-- Begin RECORDS SHOWN --
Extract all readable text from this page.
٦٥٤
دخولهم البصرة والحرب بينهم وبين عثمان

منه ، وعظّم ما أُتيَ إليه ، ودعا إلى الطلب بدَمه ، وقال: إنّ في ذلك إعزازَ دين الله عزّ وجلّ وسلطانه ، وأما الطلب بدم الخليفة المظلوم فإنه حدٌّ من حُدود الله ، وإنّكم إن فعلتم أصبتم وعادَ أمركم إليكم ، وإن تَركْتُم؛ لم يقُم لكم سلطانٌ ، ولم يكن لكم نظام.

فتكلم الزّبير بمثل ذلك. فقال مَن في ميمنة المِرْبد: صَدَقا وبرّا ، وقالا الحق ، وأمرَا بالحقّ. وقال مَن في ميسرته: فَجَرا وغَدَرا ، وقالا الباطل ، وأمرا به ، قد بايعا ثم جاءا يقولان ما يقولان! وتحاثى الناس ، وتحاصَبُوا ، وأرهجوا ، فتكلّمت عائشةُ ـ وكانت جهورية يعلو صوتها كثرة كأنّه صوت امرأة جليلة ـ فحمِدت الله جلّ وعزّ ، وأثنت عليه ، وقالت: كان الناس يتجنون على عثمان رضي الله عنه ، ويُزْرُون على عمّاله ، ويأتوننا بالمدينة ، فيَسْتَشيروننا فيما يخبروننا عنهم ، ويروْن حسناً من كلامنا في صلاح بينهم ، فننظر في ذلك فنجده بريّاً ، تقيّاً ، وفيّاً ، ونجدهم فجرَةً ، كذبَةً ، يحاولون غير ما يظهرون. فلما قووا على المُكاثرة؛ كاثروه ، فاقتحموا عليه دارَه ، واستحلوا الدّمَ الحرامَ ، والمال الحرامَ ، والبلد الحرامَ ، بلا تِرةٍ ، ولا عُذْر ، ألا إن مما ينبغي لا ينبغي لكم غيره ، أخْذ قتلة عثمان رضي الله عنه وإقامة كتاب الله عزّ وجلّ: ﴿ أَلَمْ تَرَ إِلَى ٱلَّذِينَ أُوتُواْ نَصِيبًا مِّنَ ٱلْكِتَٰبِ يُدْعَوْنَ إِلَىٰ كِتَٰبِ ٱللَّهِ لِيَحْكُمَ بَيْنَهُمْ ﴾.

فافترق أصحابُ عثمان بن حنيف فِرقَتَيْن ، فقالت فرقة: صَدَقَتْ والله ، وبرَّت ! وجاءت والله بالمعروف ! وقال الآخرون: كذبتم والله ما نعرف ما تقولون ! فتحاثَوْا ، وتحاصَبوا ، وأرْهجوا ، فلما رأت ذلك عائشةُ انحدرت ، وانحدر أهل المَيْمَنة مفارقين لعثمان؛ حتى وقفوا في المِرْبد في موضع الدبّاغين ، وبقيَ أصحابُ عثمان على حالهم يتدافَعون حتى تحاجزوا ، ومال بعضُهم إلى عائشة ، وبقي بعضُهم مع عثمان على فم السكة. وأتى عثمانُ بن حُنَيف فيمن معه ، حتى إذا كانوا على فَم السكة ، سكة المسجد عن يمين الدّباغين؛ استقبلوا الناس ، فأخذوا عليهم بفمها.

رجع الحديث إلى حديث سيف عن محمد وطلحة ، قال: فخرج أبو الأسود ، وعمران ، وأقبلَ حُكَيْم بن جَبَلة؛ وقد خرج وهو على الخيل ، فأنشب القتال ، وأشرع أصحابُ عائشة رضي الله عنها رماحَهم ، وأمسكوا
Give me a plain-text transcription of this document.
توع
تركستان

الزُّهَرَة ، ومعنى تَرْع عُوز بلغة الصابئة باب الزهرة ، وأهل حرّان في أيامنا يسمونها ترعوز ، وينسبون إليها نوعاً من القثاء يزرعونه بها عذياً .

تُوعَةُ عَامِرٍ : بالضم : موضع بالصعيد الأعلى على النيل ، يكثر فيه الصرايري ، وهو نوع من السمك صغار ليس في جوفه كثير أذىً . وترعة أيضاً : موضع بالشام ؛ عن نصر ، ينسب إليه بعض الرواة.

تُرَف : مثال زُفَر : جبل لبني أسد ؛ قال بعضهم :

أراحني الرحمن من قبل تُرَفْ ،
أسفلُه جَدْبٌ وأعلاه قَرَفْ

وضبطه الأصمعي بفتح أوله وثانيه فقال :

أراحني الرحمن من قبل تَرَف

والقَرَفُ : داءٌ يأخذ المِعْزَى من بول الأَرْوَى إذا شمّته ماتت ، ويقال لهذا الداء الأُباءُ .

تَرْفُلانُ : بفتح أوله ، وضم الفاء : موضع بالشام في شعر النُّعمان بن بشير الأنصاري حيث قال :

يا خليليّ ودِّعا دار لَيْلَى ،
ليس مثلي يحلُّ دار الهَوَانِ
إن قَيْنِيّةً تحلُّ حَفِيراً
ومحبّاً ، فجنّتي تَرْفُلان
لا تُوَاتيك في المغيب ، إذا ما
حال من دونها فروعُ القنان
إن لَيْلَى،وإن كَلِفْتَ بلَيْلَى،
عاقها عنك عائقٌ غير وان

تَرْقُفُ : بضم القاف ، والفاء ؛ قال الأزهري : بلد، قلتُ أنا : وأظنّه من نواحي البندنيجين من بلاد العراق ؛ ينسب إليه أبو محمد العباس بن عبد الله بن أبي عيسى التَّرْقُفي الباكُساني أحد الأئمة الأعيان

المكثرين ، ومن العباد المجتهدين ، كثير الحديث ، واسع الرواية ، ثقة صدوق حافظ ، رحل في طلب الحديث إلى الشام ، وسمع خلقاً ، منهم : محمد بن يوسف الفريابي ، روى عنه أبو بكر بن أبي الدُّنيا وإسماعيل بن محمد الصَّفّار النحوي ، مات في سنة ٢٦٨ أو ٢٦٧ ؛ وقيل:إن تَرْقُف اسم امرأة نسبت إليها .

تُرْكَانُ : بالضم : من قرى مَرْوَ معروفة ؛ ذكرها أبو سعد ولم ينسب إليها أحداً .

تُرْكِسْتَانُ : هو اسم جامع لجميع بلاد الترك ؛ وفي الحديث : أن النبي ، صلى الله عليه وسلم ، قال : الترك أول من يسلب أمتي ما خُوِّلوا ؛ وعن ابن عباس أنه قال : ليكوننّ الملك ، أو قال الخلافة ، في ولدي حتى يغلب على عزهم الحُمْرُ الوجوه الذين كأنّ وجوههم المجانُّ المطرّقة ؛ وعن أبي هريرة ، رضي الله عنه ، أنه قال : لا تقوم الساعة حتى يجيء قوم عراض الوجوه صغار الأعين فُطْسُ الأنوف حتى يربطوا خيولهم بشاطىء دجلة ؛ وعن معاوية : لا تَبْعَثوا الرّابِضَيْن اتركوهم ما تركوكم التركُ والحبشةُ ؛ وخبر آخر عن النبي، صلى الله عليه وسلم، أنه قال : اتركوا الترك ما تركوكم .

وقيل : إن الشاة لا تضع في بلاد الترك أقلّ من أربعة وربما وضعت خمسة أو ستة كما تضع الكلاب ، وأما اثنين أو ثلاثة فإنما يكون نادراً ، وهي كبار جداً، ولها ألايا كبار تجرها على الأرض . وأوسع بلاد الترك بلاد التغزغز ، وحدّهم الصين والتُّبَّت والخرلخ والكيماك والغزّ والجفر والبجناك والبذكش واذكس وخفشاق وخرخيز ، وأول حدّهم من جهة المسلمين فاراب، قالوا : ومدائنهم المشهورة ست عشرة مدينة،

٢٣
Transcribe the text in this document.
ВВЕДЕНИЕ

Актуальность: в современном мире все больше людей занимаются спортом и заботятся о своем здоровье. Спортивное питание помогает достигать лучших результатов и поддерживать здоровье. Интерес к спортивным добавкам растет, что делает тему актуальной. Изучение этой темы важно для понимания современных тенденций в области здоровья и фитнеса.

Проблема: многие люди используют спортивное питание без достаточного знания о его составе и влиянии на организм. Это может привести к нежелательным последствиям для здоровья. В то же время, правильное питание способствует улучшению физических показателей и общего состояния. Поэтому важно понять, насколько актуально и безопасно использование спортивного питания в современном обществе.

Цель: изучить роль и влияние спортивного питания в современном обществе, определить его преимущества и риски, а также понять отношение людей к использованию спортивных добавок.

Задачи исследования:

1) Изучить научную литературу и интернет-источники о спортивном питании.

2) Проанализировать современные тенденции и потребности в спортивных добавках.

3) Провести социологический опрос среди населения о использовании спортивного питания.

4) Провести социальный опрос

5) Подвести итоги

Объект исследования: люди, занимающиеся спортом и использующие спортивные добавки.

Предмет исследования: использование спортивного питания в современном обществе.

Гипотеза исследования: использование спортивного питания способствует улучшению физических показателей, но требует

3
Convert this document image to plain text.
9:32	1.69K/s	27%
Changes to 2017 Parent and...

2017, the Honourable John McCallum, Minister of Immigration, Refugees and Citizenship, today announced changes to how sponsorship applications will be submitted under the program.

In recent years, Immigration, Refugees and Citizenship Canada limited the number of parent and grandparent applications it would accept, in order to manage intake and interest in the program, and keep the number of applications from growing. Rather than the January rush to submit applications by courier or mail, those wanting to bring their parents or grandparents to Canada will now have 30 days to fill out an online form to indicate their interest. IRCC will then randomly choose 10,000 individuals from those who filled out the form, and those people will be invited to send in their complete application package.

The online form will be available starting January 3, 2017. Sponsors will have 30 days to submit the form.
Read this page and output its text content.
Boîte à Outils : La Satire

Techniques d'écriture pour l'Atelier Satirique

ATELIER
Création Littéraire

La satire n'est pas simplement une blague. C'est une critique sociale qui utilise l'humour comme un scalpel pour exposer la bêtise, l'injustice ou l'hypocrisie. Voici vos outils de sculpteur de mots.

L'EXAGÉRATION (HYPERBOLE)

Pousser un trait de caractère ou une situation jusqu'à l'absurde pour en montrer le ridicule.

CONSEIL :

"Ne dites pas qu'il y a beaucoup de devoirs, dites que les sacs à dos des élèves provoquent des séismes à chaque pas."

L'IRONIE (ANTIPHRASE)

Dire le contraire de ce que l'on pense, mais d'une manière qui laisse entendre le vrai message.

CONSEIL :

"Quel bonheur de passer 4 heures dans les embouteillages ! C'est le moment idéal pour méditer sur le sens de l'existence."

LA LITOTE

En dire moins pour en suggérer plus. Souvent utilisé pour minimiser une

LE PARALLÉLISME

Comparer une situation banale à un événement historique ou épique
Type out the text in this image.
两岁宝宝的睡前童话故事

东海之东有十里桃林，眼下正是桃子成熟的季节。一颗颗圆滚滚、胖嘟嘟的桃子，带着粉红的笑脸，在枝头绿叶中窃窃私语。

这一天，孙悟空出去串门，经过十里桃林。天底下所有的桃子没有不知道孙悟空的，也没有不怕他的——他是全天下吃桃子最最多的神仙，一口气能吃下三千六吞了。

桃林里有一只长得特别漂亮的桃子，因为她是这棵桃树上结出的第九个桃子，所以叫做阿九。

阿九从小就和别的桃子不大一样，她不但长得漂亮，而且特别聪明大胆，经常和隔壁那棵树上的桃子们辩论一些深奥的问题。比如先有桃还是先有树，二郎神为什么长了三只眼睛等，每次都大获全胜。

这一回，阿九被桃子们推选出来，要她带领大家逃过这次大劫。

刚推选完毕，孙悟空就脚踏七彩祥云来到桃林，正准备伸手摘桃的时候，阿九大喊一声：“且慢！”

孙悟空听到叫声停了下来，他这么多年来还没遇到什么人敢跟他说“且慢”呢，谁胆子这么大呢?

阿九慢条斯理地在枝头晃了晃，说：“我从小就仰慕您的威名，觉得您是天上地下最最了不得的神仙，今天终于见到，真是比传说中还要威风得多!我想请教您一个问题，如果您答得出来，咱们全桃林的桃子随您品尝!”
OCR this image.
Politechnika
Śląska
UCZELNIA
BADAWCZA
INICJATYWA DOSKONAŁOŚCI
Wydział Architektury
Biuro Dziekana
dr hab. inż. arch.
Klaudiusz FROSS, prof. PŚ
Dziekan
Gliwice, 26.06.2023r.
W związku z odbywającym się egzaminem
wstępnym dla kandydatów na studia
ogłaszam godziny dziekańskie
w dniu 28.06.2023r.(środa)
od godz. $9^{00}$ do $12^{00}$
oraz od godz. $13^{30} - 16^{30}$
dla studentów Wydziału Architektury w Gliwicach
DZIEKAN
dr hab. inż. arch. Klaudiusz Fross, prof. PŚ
-- End RECORDS SHOWN --
GIVEN INSTRUCTION
Tally the lines above that contain the word "أصحاب", and reply with only the number.

SOLUTION
2